* _Exercise_: What number of lines contain the word "foam"? Reply with the number and nothing else.

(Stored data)
* * * * * * *

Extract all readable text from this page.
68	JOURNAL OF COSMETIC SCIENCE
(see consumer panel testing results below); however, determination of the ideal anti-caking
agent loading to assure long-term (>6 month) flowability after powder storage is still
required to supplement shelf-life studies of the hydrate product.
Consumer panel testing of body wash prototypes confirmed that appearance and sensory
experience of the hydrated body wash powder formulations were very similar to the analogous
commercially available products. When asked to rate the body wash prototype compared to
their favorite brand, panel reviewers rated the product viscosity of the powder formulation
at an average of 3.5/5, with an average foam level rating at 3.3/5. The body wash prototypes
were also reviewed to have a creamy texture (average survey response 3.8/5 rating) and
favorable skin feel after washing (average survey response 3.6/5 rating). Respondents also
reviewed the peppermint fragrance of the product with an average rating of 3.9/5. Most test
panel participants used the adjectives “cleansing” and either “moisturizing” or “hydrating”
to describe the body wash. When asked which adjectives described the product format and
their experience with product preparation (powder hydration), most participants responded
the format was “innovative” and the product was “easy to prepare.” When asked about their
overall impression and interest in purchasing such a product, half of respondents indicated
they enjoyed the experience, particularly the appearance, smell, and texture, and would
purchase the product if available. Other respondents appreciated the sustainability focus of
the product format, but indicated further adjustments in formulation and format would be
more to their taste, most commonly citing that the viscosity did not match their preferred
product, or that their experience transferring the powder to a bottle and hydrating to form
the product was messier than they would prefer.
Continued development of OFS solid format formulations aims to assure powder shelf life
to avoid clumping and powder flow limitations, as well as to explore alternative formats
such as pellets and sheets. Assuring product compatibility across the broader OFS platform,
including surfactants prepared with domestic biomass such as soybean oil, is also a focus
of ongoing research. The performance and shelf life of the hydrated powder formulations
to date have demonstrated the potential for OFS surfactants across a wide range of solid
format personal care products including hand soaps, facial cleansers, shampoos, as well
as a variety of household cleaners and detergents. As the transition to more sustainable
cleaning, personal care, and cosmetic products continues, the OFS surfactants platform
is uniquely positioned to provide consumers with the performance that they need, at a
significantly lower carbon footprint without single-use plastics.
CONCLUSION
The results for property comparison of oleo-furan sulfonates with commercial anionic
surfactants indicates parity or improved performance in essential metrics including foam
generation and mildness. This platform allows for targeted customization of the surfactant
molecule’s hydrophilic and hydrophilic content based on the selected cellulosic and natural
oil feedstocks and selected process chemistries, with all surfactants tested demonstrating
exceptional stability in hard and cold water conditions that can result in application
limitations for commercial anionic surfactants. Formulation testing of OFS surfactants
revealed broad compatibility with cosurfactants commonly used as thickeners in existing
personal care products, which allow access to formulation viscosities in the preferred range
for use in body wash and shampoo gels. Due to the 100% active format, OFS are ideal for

* * * * * * *

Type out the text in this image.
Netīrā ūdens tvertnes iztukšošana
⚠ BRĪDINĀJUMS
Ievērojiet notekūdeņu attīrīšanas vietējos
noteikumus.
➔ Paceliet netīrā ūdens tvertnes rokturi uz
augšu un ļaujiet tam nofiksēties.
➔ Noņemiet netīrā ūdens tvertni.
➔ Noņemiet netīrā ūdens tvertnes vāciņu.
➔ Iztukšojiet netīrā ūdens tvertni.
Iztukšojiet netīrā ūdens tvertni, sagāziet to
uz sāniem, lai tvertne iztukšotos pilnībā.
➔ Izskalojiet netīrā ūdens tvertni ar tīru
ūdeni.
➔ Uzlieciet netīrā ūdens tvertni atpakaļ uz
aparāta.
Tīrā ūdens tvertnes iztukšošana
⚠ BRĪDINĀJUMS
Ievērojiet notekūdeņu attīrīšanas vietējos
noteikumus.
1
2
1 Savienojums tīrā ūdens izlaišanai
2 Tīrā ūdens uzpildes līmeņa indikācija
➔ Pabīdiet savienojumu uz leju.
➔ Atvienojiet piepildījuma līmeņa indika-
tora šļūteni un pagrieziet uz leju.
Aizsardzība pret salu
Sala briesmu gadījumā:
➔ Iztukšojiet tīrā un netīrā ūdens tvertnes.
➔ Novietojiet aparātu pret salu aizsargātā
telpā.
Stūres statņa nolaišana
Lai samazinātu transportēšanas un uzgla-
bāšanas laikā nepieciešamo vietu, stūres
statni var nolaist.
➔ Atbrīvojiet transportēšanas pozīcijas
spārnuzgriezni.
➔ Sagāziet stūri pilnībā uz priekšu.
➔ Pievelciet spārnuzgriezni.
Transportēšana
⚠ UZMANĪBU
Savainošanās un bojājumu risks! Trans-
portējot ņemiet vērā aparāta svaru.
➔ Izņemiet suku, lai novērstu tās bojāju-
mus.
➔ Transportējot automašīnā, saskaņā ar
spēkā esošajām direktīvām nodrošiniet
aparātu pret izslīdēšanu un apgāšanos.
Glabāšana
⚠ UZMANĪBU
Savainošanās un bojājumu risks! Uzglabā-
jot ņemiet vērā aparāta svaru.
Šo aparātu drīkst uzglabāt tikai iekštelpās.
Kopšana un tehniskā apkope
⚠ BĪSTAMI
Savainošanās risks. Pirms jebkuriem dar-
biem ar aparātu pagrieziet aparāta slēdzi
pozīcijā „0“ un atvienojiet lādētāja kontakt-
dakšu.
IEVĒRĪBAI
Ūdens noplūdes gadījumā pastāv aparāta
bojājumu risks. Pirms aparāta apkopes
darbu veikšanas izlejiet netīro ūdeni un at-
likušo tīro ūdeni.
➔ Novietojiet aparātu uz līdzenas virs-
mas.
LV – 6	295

* * * * * * *

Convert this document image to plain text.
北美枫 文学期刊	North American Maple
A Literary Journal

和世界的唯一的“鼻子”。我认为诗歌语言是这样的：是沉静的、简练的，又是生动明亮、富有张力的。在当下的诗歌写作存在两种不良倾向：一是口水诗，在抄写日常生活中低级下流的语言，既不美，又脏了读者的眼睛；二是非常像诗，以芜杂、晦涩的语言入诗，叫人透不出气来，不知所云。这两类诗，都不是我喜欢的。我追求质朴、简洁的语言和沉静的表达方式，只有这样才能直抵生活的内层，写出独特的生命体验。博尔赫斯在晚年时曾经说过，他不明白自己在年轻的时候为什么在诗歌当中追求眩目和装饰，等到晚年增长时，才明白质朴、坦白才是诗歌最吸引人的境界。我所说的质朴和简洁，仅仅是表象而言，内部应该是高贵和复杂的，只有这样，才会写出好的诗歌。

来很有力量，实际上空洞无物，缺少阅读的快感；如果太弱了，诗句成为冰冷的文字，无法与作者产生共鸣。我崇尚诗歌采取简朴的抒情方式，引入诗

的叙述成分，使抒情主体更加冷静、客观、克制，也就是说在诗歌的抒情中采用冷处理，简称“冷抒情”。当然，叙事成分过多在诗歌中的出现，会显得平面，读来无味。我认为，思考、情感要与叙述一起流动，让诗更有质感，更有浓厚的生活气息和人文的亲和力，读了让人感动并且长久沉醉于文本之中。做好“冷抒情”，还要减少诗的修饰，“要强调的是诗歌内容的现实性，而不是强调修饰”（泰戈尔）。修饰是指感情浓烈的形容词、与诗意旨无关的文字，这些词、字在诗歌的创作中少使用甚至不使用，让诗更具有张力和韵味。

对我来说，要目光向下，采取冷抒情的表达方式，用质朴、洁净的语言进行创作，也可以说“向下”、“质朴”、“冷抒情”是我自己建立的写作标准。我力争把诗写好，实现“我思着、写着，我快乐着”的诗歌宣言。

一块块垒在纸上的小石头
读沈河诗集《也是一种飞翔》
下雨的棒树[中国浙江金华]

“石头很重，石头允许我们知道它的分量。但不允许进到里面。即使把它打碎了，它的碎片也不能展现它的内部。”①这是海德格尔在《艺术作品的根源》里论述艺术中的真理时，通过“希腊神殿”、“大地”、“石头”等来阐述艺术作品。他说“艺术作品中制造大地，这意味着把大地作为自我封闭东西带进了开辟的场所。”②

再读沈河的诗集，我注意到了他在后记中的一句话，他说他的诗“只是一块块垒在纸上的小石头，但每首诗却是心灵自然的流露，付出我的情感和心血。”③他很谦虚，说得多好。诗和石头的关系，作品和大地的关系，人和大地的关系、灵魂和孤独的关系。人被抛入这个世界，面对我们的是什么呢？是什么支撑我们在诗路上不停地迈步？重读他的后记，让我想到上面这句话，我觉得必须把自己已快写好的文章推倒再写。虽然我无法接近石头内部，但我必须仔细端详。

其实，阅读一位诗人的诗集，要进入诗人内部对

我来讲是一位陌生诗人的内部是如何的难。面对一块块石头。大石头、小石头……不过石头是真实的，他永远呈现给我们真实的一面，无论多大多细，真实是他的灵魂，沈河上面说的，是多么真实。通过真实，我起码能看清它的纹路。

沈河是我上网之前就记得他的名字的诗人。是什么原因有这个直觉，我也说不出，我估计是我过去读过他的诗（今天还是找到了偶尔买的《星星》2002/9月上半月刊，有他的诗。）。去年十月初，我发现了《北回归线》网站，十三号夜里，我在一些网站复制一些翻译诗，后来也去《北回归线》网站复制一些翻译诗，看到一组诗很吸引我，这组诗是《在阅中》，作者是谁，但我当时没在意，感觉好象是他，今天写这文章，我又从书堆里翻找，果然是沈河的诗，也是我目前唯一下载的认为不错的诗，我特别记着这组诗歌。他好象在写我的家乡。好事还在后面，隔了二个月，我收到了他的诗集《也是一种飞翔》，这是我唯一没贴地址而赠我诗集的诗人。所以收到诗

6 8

* * * * * * *

* _Worked solution_: 2